[Lines of data]
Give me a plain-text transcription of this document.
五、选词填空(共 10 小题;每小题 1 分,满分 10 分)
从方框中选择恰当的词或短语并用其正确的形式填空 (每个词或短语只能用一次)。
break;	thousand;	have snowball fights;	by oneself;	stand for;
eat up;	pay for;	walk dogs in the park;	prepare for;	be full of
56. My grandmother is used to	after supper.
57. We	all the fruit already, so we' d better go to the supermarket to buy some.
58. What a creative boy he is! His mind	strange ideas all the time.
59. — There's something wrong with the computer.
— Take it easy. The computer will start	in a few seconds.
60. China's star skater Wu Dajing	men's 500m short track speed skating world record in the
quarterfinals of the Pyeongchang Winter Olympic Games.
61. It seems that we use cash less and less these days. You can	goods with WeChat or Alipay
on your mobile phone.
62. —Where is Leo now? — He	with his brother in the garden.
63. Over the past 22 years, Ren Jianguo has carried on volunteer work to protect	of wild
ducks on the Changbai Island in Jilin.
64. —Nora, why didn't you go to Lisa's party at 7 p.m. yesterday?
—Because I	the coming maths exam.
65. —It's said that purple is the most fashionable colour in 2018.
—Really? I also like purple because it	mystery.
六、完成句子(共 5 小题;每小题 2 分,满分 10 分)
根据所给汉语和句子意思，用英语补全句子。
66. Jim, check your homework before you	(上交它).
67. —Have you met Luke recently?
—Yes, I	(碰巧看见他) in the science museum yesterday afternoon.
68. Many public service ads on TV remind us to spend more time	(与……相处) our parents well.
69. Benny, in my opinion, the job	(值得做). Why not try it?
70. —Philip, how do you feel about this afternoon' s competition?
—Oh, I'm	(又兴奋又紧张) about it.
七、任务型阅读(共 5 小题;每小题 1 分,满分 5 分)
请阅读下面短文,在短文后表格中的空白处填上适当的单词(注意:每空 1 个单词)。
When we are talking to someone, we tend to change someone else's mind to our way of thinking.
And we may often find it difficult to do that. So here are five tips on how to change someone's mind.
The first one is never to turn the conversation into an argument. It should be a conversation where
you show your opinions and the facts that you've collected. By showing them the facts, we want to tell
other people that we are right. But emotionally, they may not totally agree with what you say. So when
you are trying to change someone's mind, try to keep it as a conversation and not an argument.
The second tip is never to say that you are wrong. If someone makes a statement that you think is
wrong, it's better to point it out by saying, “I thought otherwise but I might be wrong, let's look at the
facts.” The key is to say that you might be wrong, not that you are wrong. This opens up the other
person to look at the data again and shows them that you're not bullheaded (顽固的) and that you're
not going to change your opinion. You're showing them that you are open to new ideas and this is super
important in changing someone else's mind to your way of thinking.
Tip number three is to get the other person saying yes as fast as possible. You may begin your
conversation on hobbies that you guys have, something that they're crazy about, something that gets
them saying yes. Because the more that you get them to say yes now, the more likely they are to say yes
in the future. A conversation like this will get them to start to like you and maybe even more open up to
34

> [SHORT EXERCISE]: Take the records above and return them exactly as written.

> [REPLY TO THE EXERCISE]:
Give me a plain-text transcription of this document.
五、选词填空(共 10 小题;每小题 1 分,满分 10 分)
从方框中选择恰当的词或短语并用其正确的形式填空 (每个词或短语只能用一次)。
break;	thousand;	have snowball fights;	by oneself;	stand for;
eat up;	pay for;	walk dogs in the park;	prepare for;	be full of
56. My grandmother is used to	after supper.
57. We	all the fruit already, so we' d better go to the supermarket to buy some.
58. What a creative boy he is! His mind	strange ideas all the time.
59. — There's something wrong with the computer.
— Take it easy. The computer will start	in a few seconds.
60. China's star skater Wu Dajing	men's 500m short track speed skating world record in the
quarterfinals of the Pyeongchang Winter Olympic Games.
61. It seems that we use cash less and less these days. You can	goods with WeChat or Alipay
on your mobile phone.
62. —Where is Leo now? — He	with his brother in the garden.
63. Over the past 22 years, Ren Jianguo has carried on volunteer work to protect	of wild
ducks on the Changbai Island in Jilin.
64. —Nora, why didn't you go to Lisa's party at 7 p.m. yesterday?
—Because I	the coming maths exam.
65. —It's said that purple is the most fashionable colour in 2018.
—Really? I also like purple because it	mystery.
六、完成句子(共 5 小题;每小题 2 分,满分 10 分)
根据所给汉语和句子意思，用英语补全句子。
66. Jim, check your homework before you	(上交它).
67. —Have you met Luke recently?
—Yes, I	(碰巧看见他) in the science museum yesterday afternoon.
68. Many public service ads on TV remind us to spend more time	(与……相处) our parents well.
69. Benny, in my opinion, the job	(值得做). Why not try it?
70. —Philip, how do you feel about this afternoon' s competition?
—Oh, I'm	(又兴奋又紧张) about it.
七、任务型阅读(共 5 小题;每小题 1 分,满分 5 分)
请阅读下面短文,在短文后表格中的空白处填上适当的单词(注意:每空 1 个单词)。
When we are talking to someone, we tend to change someone else's mind to our way of thinking.
And we may often find it difficult to do that. So here are five tips on how to change someone's mind.
The first one is never to turn the conversation into an argument. It should be a conversation where
you show your opinions and the facts that you've collected. By showing them the facts, we want to tell
other people that we are right. But emotionally, they may not totally agree with what you say. So when
you are trying to change someone's mind, try to keep it as a conversation and not an argument.
The second tip is never to say that you are wrong. If someone makes a statement that you think is
wrong, it's better to point it out by saying, “I thought otherwise but I might be wrong, let's look at the
facts.” The key is to say that you might be wrong, not that you are wrong. This opens up the other
person to look at the data again and shows them that you're not bullheaded (顽固的) and that you're
not going to change your opinion. You're showing them that you are open to new ideas and this is super
important in changing someone else's mind to your way of thinking.
Tip number three is to get the other person saying yes as fast as possible. You may begin your
conversation on hobbies that you guys have, something that they're crazy about, something that gets
them saying yes. Because the more that you get them to say yes now, the more likely they are to say yes
in the future. A conversation like this will get them to start to like you and maybe even more open up to
34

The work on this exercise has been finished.